_EXERCISE TASKS_
1. Translate into Spanish the sentence "Only the 7.x version of ES is supported; the 8.x version is not yet supported." from the connector article below.
2. In the connector article below, list every scenario named after the words "such as" in the first paragraph under "Scenarios".

_ARTICLE_
Scenarios
The TDMQ for CKafka (CKafka) connector supports transforming streaming data into searchable and analyzable structured storage, suitable for various scenarios such as real-time log monitoring, user behavior search, and IoT device status analysis. For example:
Business logs are synchronized to Elasticsearch Service (ES) via Kafka, and Ops monitoring is visualized via Kibana.
User clickstream or order data is written to ES in real time. Quick searches and queries under complex conditions are supported.
The connector provides near-real-time writing (data visible within seconds), automatic index management (dynamically adapting to JSON structures), and data preprocessing capabilities (JSON parsing and field pruning), and effectively isolates abnormal data through a dead letter queue mechanism, ensuring transmission reliability with a retry policy. It is widely applied to user learning behavior analytics on online education platforms or quick localization and troubleshooting of abnormal sensor data in smart hardware scenarios.
Constraints and Limitations
Only the 7.x version of ES is supported; the 8.x version is not yet supported. Stay tuned.
Prerequisites
This feature currently relies on ES. To use it, you need to activate the related product feature and prepare an ES cluster.

_RECORD EXCERPTS_
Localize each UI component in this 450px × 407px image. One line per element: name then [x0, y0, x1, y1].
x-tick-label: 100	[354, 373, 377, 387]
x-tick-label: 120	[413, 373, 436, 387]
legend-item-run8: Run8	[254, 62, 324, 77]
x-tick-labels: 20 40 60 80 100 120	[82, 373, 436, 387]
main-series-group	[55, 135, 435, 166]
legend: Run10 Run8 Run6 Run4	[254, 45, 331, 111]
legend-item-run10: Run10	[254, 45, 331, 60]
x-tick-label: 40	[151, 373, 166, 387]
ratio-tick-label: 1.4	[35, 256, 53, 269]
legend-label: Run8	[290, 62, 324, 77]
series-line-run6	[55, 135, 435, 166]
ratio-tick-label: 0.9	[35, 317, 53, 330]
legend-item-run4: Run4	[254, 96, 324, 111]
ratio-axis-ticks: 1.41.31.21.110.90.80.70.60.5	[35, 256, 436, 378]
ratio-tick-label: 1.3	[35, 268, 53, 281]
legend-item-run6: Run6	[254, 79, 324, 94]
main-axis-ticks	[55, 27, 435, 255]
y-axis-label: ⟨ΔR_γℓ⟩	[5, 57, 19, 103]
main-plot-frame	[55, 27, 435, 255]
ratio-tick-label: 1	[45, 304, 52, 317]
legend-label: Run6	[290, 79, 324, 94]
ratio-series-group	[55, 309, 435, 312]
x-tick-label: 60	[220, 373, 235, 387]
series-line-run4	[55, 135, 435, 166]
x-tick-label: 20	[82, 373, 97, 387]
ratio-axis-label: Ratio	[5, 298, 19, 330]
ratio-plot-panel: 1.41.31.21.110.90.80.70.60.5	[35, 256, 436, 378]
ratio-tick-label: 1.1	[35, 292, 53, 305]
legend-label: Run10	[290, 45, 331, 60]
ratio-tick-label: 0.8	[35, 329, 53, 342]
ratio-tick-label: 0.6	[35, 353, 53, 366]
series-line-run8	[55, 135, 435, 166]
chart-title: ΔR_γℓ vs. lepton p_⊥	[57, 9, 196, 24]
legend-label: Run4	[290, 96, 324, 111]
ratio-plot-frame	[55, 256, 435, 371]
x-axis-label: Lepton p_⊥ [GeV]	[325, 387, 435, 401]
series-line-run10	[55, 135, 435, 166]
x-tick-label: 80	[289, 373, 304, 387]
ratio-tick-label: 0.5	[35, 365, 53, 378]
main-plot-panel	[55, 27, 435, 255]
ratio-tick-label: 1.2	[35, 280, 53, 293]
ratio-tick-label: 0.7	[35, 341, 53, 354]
* * *
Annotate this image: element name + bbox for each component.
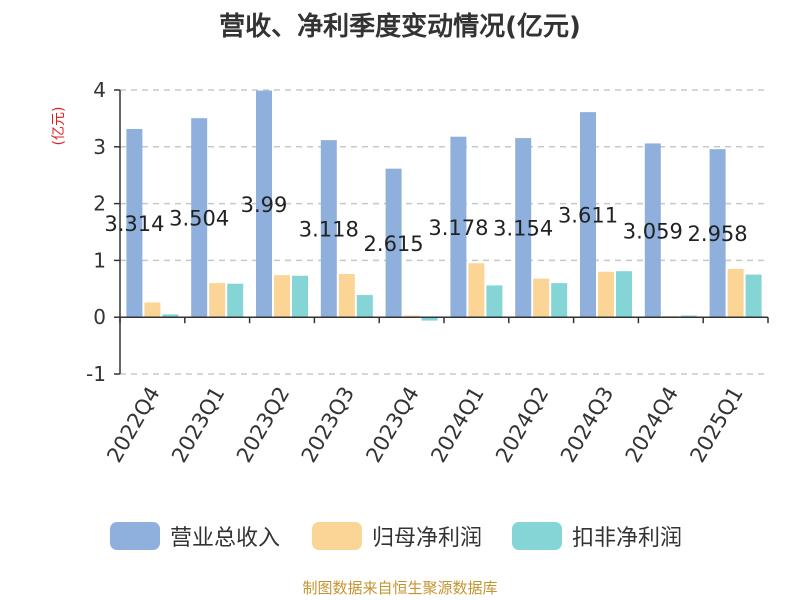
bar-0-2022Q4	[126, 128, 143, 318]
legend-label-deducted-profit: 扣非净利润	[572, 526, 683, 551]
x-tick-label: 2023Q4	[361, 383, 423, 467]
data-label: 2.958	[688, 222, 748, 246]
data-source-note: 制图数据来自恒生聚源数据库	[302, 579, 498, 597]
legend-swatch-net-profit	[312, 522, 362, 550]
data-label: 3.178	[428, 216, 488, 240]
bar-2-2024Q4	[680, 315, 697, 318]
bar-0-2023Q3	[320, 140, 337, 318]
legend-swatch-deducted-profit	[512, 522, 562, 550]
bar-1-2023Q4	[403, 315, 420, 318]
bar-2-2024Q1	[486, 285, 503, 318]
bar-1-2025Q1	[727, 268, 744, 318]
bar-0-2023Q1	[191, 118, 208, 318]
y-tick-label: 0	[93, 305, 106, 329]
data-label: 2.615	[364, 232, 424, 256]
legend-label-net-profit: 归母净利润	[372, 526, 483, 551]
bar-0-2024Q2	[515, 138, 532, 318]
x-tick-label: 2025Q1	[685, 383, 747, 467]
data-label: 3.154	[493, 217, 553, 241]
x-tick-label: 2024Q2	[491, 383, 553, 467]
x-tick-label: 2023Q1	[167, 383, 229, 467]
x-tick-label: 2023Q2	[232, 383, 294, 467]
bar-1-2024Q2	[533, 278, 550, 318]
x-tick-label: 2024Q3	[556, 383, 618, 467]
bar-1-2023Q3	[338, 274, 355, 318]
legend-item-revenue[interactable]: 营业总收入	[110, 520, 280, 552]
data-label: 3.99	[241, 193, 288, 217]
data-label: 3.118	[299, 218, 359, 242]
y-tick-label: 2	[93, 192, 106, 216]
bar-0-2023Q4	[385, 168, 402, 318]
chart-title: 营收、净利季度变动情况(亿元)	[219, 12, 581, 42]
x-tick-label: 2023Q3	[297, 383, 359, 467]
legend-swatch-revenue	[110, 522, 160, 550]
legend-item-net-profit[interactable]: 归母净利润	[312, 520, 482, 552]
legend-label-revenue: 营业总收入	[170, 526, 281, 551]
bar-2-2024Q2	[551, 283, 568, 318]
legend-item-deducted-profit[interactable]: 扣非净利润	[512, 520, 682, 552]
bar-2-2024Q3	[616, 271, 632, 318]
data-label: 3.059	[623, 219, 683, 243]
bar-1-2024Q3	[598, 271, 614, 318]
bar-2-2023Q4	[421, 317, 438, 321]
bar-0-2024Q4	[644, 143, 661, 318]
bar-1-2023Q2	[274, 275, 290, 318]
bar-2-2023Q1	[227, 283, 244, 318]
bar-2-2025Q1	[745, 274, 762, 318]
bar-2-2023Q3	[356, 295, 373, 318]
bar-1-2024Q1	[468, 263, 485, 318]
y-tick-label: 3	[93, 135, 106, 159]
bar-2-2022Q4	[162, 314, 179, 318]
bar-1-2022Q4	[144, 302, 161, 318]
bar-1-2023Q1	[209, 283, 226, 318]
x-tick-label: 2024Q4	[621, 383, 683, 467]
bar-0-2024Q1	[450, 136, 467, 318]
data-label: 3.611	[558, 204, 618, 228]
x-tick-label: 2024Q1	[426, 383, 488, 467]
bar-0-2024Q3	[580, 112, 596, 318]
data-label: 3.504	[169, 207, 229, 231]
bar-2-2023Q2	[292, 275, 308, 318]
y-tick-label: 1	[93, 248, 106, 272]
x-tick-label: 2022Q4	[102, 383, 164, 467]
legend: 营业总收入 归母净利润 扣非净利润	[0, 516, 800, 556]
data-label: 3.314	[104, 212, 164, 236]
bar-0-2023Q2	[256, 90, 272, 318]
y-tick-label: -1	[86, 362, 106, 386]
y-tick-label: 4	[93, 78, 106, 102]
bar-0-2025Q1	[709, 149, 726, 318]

_TASK ANSWERS_
1. Solo se admite la versión 7.x de ES; la versión 8.x todavía no es compatible.

2.
- Real-time log monitoring
- User behavior search
- IoT device status analysis